====== EXTRACTED DATA
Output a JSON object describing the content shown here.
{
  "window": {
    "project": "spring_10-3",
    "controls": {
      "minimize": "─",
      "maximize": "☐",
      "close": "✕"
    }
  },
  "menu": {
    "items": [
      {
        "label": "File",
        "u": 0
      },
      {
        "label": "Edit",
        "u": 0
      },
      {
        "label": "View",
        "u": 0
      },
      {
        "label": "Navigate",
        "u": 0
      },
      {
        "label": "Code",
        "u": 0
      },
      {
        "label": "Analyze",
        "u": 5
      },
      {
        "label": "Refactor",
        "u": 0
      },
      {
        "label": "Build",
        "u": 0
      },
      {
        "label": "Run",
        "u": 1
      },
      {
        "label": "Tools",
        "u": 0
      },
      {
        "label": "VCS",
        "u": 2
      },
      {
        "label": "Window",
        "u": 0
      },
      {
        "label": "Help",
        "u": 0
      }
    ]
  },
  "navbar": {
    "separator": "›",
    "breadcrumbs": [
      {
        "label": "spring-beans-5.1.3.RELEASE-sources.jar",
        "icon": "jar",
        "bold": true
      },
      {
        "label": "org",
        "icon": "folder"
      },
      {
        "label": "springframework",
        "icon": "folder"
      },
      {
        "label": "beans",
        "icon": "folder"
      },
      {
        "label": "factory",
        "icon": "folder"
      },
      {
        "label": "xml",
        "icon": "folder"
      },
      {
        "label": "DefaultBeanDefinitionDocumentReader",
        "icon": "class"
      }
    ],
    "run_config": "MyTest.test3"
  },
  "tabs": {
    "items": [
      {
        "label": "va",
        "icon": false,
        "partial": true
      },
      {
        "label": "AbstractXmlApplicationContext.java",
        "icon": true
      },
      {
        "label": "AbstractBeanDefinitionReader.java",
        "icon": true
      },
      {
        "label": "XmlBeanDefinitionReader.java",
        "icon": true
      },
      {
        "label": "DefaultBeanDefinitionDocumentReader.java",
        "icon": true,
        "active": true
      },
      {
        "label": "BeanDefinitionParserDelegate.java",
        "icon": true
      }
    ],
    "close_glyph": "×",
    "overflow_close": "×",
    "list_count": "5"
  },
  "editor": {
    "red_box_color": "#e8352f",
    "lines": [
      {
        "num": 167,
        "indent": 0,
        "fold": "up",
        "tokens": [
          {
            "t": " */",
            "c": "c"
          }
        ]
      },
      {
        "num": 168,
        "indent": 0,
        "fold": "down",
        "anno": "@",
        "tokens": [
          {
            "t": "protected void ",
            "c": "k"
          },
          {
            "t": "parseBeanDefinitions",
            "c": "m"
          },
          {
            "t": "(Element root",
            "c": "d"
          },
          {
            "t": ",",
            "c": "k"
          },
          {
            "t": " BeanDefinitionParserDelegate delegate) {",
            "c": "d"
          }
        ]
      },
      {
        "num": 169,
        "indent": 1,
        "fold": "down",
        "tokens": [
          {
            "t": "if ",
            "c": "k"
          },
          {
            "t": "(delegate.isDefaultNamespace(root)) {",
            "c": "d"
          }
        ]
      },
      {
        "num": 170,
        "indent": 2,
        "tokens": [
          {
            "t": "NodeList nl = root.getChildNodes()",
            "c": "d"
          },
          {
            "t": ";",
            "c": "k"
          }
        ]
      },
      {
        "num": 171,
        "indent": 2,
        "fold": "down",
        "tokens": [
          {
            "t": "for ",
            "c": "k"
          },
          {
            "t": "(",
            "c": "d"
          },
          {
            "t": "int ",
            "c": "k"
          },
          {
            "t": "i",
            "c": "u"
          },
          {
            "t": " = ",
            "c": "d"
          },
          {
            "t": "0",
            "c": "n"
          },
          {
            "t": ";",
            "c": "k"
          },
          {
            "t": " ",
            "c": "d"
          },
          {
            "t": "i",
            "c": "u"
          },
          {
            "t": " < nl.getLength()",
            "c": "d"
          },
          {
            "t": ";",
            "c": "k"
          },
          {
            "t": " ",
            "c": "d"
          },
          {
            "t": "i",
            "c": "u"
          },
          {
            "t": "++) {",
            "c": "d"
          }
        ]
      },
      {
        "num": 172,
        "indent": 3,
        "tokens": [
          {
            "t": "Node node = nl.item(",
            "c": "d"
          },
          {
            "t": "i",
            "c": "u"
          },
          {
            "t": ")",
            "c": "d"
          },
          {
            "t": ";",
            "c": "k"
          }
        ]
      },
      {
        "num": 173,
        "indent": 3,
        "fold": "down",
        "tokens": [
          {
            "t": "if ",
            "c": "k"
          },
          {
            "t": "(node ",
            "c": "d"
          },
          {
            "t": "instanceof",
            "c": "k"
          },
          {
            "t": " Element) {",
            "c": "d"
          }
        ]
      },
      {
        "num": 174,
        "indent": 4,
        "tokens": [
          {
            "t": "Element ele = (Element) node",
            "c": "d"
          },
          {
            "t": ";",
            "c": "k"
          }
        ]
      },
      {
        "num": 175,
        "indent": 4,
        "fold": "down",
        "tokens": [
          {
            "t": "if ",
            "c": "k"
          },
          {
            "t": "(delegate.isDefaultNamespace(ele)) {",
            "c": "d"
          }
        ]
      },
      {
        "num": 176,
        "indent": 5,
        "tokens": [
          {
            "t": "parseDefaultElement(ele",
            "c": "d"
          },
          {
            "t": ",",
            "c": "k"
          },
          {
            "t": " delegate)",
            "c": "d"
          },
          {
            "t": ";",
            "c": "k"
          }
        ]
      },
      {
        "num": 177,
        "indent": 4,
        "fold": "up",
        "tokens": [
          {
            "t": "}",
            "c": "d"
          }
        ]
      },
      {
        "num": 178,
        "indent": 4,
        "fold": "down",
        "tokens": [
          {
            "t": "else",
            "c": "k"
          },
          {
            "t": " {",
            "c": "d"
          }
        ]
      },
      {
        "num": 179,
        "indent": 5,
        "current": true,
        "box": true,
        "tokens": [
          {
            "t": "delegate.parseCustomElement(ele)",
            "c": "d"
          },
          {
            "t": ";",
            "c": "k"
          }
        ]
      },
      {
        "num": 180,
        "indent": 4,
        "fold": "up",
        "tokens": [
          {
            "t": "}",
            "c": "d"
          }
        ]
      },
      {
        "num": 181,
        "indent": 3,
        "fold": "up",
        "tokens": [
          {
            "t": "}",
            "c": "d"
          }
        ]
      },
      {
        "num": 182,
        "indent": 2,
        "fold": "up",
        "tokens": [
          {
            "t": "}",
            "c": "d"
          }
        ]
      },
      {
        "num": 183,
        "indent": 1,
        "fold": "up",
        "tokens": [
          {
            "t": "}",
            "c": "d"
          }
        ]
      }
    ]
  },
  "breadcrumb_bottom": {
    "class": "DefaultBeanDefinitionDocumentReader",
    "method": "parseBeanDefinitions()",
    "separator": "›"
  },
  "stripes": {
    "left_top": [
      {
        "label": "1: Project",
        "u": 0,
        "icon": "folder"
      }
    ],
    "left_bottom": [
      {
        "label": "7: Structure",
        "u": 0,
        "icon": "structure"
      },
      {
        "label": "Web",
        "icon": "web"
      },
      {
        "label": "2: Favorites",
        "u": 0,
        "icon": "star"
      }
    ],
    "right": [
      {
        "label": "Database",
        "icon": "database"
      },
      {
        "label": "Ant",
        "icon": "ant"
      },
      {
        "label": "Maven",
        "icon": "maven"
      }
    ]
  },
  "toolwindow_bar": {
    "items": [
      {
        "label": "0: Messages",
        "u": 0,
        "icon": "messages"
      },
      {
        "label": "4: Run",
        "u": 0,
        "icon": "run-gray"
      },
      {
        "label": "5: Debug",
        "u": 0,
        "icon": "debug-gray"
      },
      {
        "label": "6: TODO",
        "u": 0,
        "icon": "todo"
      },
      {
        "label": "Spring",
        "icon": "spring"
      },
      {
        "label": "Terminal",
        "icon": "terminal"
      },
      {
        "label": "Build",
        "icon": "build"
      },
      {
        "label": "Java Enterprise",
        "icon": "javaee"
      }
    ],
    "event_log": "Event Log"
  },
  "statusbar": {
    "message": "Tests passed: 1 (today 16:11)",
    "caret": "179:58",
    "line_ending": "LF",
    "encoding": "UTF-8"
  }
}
============
WHAT IS EXPECTED:
Work out how many lines of the data above contain the string "DefaultBeanDefinitionDocumentReader" and give the number alone.

RESULT OF THIS EXERCISE:
3